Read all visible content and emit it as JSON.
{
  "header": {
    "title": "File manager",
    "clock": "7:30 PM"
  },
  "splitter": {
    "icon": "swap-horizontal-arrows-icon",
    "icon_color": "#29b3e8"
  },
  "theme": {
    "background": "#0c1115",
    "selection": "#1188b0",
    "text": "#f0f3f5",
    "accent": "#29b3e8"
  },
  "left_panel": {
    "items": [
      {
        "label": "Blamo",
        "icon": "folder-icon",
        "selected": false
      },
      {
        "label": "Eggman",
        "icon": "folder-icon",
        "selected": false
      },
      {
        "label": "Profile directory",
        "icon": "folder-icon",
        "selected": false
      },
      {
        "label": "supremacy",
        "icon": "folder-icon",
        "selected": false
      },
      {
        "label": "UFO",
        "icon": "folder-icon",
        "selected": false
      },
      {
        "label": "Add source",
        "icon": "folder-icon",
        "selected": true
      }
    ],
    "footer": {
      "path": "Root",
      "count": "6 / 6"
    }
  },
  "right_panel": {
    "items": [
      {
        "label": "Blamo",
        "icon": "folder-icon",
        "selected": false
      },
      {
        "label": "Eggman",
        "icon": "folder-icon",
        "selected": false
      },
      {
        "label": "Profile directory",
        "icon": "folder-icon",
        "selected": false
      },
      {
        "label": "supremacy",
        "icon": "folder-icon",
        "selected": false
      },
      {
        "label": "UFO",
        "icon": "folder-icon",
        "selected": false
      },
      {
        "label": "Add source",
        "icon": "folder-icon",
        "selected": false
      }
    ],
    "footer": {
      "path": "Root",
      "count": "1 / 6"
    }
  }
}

[The problem]
Every line of the data above should be copied exactly.

[Correct response]
Read all visible content and emit it as JSON.
{
  "header": {
    "title": "File manager",
    "clock": "7:30 PM"
  },
  "splitter": {
    "icon": "swap-horizontal-arrows-icon",
    "icon_color": "#29b3e8"
  },
  "theme": {
    "background": "#0c1115",
    "selection": "#1188b0",
    "text": "#f0f3f5",
    "accent": "#29b3e8"
  },
  "left_panel": {
    "items": [
      {
        "label": "Blamo",
        "icon": "folder-icon",
        "selected": false
      },
      {
        "label": "Eggman",
        "icon": "folder-icon",
        "selected": false
      },
      {
        "label": "Profile directory",
        "icon": "folder-icon",
        "selected": false
      },
      {
        "label": "supremacy",
        "icon": "folder-icon",
        "selected": false
      },
      {
        "label": "UFO",
        "icon": "folder-icon",
        "selected": false
      },
      {
        "label": "Add source",
        "icon": "folder-icon",
        "selected": true
      }
    ],
    "footer": {
      "path": "Root",
      "count": "6 / 6"
    }
  },
  "right_panel": {
    "items": [
      {
        "label": "Blamo",
        "icon": "folder-icon",
        "selected": false
      },
      {
        "label": "Eggman",
        "icon": "folder-icon",
        "selected": false
      },
      {
        "label": "Profile directory",
        "icon": "folder-icon",
        "selected": false
      },
      {
        "label": "supremacy",
        "icon": "folder-icon",
        "selected": false
      },
      {
        "label": "UFO",
        "icon": "folder-icon",
        "selected": false
      },
      {
        "label": "Add source",
        "icon": "folder-icon",
        "selected": false
      }
    ],
    "footer": {
      "path": "Root",
      "count": "1 / 6"
    }
  }
}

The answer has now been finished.